>> start ENTRIES PROVIDED

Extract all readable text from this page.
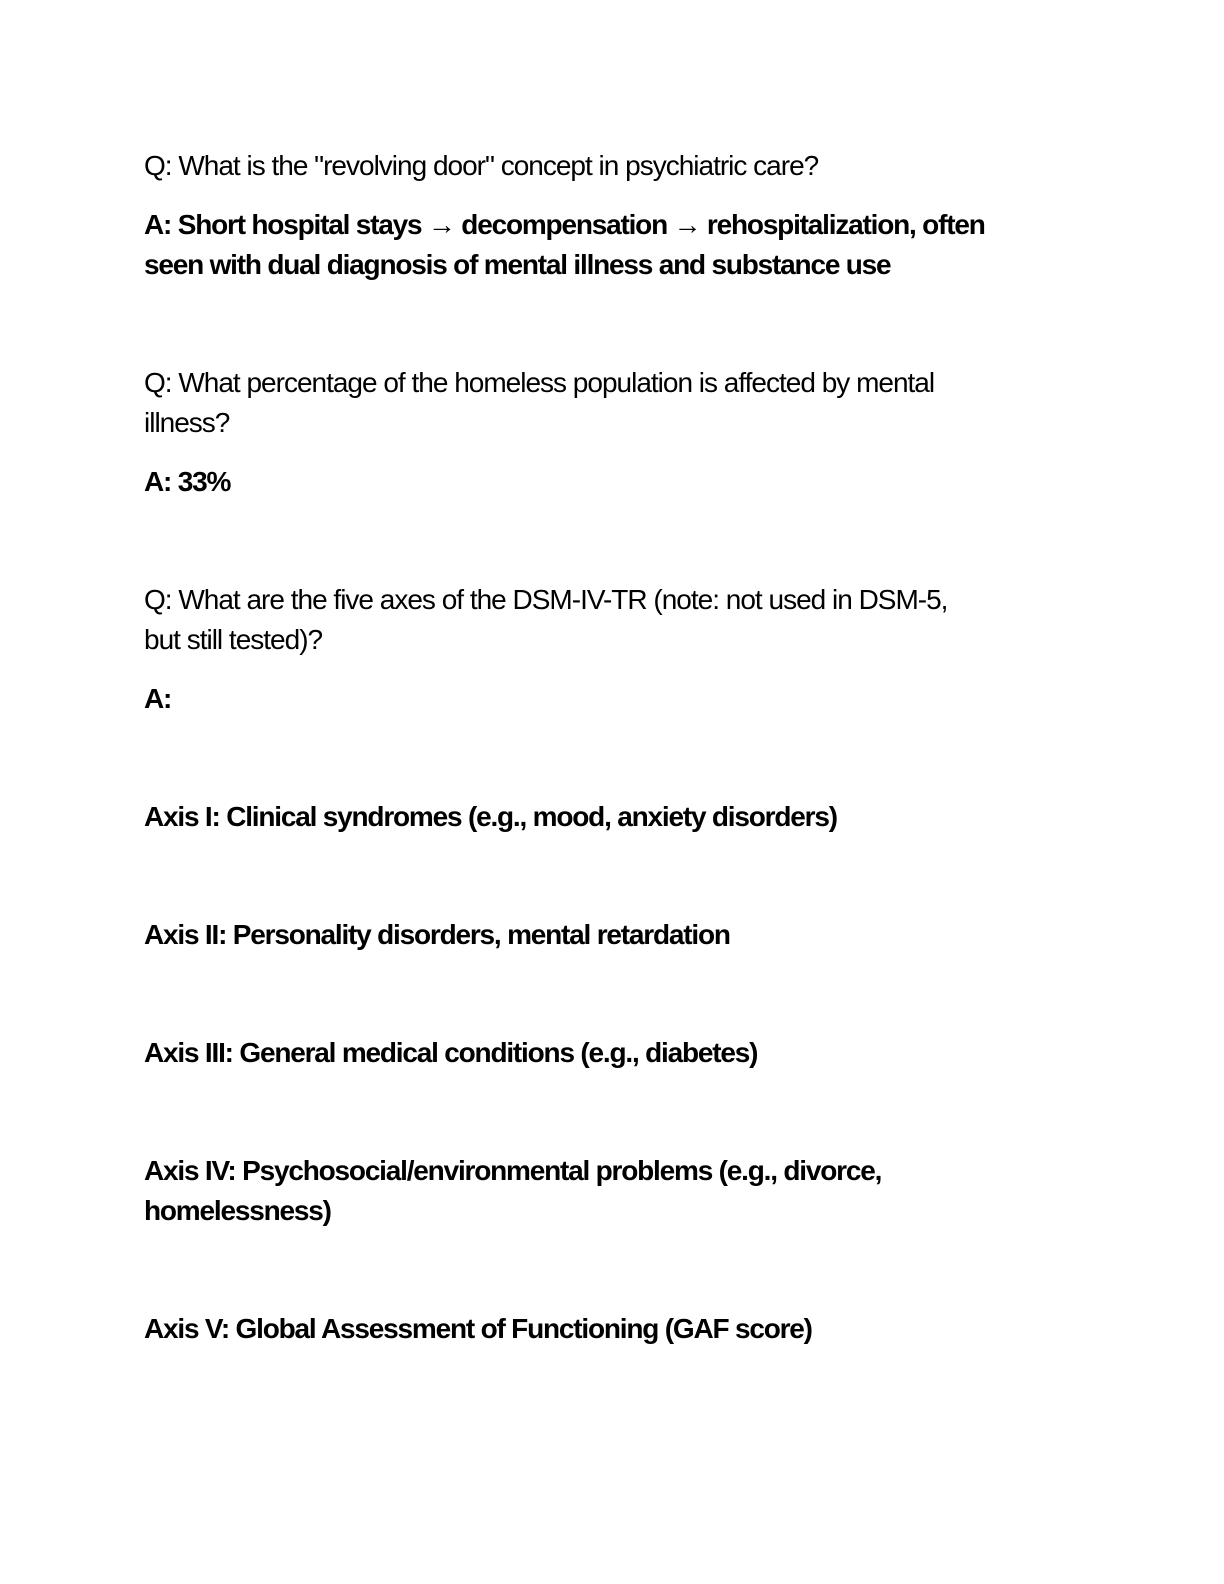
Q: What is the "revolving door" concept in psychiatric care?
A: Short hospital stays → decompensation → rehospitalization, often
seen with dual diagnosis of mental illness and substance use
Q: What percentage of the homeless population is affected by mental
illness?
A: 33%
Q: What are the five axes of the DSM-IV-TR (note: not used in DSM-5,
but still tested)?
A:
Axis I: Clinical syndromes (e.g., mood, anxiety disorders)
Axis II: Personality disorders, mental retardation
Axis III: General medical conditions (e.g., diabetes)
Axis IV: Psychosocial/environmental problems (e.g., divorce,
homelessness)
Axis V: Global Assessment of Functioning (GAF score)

>> end ENTRIES PROVIDED
>> start ENTRIES PROVIDED

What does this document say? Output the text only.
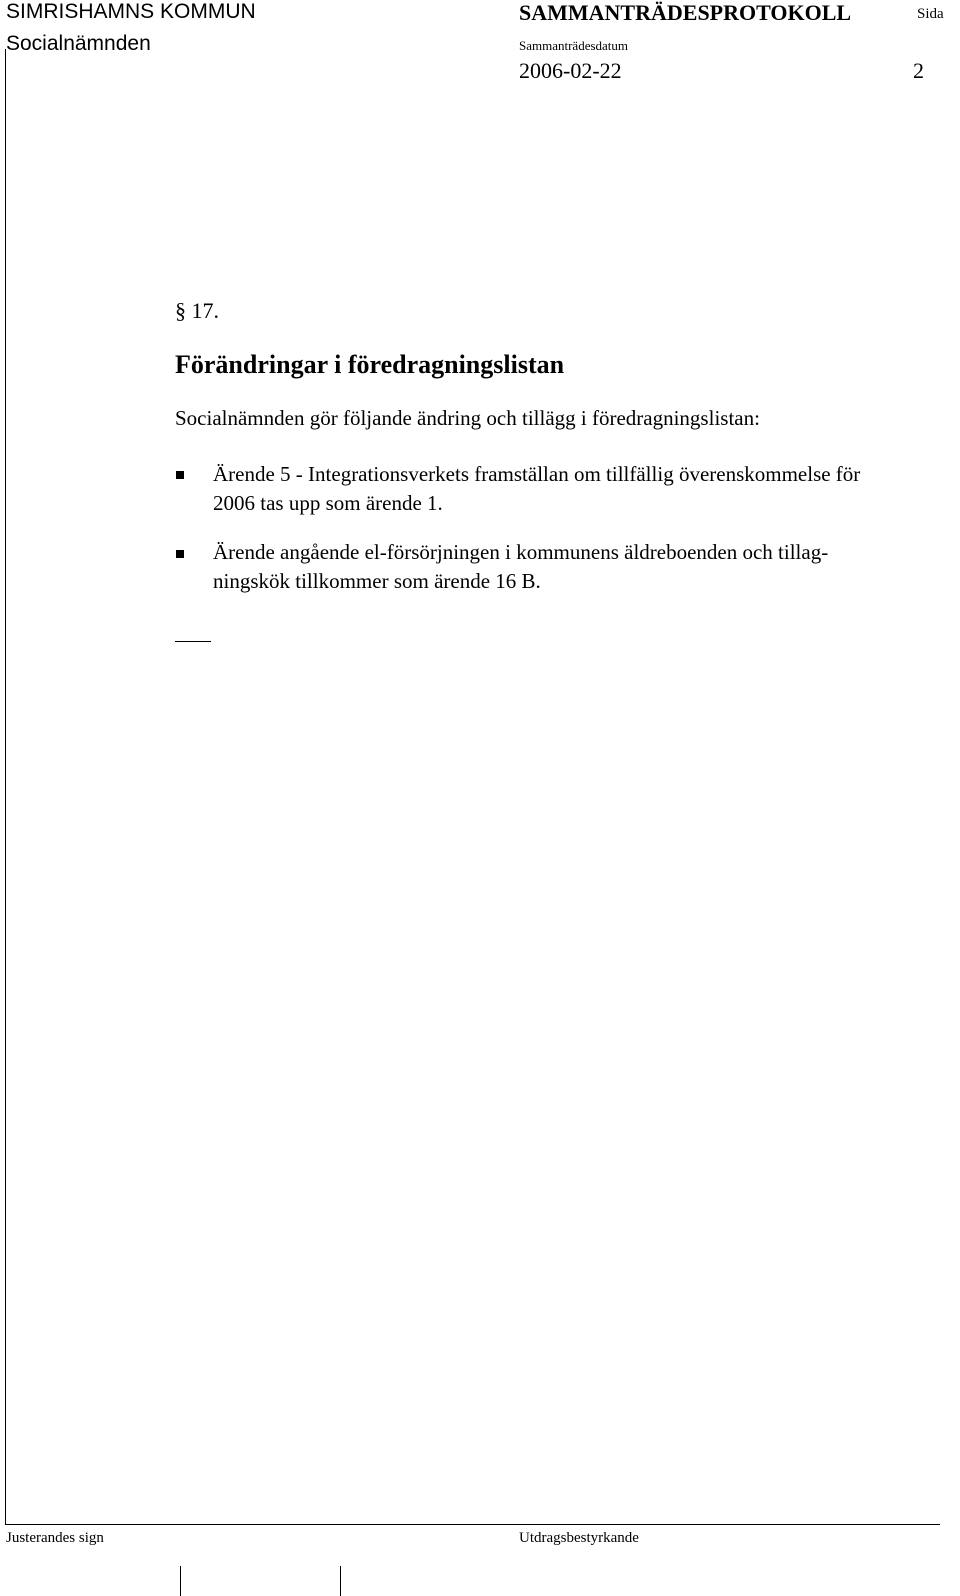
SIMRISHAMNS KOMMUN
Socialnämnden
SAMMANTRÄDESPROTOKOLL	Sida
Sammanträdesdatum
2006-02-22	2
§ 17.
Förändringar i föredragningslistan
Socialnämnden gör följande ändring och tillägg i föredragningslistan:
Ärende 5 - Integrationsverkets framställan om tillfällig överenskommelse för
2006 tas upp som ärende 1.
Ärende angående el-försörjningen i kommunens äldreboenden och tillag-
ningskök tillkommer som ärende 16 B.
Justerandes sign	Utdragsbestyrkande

>> end ENTRIES PROVIDED

EXERCISE DESCRIPTION:
Reproduce every line of the listing above in which the string "this" appears.

RESULT:
Extract all readable text from this page.
What does this document say? Output the text only.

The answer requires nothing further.